• Request: Search the records below for the word "Rubasedia". Pull out each line that has it.

***** Data rows *****

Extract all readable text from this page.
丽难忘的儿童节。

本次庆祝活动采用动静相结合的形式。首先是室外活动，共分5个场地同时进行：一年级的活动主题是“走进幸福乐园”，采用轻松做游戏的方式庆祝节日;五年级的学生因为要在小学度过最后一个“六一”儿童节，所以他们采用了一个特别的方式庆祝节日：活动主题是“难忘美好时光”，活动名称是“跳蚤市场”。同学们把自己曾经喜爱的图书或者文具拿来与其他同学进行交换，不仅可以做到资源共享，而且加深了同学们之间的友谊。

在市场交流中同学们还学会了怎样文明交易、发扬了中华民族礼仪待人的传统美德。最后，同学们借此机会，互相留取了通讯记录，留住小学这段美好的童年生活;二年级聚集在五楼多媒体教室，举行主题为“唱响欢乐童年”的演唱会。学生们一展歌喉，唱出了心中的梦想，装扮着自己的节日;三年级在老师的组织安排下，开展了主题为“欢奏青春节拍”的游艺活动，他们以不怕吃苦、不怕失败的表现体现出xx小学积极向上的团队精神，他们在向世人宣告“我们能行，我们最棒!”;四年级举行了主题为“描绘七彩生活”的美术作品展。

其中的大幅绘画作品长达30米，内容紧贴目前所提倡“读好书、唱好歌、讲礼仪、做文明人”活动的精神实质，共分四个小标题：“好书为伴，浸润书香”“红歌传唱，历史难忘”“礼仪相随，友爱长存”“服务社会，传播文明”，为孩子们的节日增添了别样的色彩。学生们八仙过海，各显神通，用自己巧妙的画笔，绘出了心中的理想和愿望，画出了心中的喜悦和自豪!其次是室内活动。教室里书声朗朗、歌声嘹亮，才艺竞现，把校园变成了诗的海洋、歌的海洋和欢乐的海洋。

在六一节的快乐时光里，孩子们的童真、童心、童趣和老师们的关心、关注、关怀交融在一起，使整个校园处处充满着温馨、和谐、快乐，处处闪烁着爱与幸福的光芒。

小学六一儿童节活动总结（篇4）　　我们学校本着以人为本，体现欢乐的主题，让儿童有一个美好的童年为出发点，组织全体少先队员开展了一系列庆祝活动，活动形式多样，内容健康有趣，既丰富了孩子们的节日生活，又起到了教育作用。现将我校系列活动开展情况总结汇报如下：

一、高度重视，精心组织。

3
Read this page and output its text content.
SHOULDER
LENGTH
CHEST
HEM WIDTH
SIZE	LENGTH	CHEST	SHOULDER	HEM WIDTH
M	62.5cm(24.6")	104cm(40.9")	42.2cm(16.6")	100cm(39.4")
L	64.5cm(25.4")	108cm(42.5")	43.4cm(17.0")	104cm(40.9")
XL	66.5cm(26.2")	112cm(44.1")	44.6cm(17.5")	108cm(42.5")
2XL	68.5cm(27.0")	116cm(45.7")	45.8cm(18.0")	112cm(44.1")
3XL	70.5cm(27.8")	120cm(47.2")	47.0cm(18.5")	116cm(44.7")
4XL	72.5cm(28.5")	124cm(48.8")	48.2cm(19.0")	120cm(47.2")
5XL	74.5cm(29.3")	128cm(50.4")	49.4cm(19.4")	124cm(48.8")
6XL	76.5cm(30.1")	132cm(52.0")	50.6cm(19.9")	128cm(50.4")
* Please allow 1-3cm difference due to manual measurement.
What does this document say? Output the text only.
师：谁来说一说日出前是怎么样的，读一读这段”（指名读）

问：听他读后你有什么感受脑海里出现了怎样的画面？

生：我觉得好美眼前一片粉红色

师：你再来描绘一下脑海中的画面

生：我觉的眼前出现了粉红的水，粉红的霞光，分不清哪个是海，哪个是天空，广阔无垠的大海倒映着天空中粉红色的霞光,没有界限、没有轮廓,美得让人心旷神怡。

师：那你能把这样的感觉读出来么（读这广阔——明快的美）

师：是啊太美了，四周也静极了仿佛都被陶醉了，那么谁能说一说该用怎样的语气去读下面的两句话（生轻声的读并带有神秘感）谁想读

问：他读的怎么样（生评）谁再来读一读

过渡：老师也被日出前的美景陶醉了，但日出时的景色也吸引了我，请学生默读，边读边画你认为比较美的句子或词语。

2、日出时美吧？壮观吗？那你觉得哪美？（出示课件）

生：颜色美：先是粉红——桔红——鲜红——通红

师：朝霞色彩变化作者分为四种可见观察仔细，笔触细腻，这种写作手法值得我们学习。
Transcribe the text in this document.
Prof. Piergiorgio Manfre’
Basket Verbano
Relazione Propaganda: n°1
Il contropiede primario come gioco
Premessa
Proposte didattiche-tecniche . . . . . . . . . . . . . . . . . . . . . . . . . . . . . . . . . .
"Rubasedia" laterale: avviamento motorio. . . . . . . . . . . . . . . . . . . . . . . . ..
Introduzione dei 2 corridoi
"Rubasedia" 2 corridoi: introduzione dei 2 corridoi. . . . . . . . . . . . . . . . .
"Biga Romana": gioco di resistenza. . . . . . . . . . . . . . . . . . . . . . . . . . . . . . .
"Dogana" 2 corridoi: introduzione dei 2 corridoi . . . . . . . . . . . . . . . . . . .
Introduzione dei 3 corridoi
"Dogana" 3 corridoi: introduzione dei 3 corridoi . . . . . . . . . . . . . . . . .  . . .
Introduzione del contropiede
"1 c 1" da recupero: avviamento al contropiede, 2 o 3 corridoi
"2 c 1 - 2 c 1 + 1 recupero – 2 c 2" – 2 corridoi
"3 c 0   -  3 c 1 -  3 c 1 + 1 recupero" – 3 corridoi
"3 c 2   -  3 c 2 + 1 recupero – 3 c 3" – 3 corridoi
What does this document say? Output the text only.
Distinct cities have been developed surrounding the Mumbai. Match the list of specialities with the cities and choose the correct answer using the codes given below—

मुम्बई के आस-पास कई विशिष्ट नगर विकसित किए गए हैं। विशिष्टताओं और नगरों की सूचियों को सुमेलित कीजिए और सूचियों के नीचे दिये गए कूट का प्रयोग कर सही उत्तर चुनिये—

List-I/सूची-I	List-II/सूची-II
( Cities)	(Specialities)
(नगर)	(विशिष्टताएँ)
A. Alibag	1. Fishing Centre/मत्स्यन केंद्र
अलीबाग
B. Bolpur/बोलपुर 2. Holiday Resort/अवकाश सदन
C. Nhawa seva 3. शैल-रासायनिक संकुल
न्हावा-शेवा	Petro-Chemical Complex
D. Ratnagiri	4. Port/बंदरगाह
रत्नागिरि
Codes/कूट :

*****

• Answer in full:
"Rubasedia" laterale: avviamento motorio. . . . . . . . . . . . . . . . . . . . . . . . ..
"Rubasedia" 2 corridoi: introduzione dei 2 corridoi. . . . . . . . . . . . . . . . .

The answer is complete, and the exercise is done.